WHAT YOU NEED TO DO: Copy the text on rhythm generation in the rat sinoatrial node word for word, in full.

PROVIDED PASSAGE:
[Start of Attachment]

Rhythm Generating Mechanisms in Rat Sinoatrial Node

The major membrane currents responsible for sinoatrial (SA) rhythm generation are generally studied in isolated cardiac cells using electrophysiological tools. Such studies are resource and labor-intensive. Here, we have studied four major currents in isolated rat heart preparations, perfused in Langendorff mode, and demonstrate that this is a good preparation for such studies. Heart rates of isolated perfused rat hearts were recorded using surface electrocardiogram before and after perfusion with drugs and solutions that affect the four major currents responsible for SA rhythm generation. The rates of whole isolated hearts beating with SA rhythm decreased with cesium and decreased by about half with ivabradine, both blockers of the funny current (If). Importantly, the rhythm was not abolished even with a high dose of ivabradine at which total blockade of If is expected. The rate was not affected by nickel, a blocker of T-type calcium current. The SA rhythm was abolished by the reduction or removal of sodium from the perfusate (interventions that inhibit the calcium-extrusive mode of the sodium-calcium exchanger) or by nifedipine, the L-type calcium channel blocker. The inferences made based on these observations are (a) If contributes significantly to pacemaking, (b) ICaT does not play a role and (c) INCX and ICaL are obligatory rhythm-generating currents in the SA node. Cyclical calcium release from SR during diastole (the calcium clock), responsible for driving INCX in its forward mode is probably a phenomenon independent of membrane events, as total If blockade did not abolish rhythm generation. These results corroborate with published literature where most studies were done on single cells.

[End of Attachment]

DATA LISTING:
[Start of Attachment]

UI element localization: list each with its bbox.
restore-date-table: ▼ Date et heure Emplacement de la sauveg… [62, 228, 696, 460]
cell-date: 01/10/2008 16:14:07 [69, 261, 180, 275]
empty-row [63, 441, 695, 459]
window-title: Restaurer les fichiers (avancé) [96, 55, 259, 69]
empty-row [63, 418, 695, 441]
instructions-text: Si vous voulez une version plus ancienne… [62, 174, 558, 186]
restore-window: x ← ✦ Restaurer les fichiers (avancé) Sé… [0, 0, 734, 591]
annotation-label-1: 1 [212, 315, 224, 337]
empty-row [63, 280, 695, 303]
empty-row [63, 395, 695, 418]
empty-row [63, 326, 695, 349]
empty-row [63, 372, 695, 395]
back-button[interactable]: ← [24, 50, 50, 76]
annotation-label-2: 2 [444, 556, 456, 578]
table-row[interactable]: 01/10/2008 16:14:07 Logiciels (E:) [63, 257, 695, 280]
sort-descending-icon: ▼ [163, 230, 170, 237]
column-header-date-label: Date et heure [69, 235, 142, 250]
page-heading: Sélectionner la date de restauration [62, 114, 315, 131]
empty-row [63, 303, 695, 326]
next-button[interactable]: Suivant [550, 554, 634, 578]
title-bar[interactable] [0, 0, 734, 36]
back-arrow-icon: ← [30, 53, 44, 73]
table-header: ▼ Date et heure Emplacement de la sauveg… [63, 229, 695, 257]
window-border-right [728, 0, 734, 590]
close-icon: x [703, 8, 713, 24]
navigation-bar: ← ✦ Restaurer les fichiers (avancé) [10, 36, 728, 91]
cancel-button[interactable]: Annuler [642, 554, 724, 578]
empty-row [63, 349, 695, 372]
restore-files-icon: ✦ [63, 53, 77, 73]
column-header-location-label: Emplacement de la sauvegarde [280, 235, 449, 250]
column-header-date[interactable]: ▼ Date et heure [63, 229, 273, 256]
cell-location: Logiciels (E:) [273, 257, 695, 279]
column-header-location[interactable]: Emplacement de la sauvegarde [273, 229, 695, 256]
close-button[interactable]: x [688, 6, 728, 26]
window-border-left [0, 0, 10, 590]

[End of Attachment]

COMPLETED TASK:
Rhythm Generating Mechanisms in Rat Sinoatrial Node

The major membrane currents responsible for sinoatrial (SA) rhythm generation are generally studied in isolated cardiac cells using electrophysiological tools. Such studies are resource and labor-intensive. Here, we have studied four major currents in isolated rat heart preparations, perfused in Langendorff mode, and demonstrate that this is a good preparation for such studies. Heart rates of isolated perfused rat hearts were recorded using surface electrocardiogram before and after perfusion with drugs and solutions that affect the four major currents responsible for SA rhythm generation. The rates of whole isolated hearts beating with SA rhythm decreased with cesium and decreased by about half with ivabradine, both blockers of the funny current (If). Importantly, the rhythm was not abolished even with a high dose of ivabradine at which total blockade of If is expected. The rate was not affected by nickel, a blocker of T-type calcium current. The SA rhythm was abolished by the reduction or removal of sodium from the perfusate (interventions that inhibit the calcium-extrusive mode of the sodium-calcium exchanger) or by nifedipine, the L-type calcium channel blocker. The inferences made based on these observations are (a) If contributes significantly to pacemaking, (b) ICaT does not play a role and (c) INCX and ICaL are obligatory rhythm-generating currents in the SA node. Cyclical calcium release from SR during diastole (the calcium clock), responsible for driving INCX in its forward mode is probably a phenomenon independent of membrane events, as total If blockade did not abolish rhythm generation. These results corroborate with published literature where most studies were done on single cells.